> _WHAT TO WORK ON_:
Extract every line below that contains the word "online".

> _EXTRACTED MATERIAL_:
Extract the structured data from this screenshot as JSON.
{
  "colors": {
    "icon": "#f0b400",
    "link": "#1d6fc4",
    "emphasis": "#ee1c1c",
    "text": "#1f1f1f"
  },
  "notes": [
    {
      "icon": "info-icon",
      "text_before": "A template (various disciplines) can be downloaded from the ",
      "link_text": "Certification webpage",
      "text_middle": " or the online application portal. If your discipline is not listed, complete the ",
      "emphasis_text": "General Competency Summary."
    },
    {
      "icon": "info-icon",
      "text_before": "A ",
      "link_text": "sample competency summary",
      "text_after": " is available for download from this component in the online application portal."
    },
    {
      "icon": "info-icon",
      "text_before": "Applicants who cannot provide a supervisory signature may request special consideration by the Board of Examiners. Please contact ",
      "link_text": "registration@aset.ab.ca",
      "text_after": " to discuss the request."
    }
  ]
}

> _TASK OUTPUT_:
      "text_middle": " or the online application portal. If your discipline is not listed, complete the ",
      "text_after": " is available for download from this component in the online application portal."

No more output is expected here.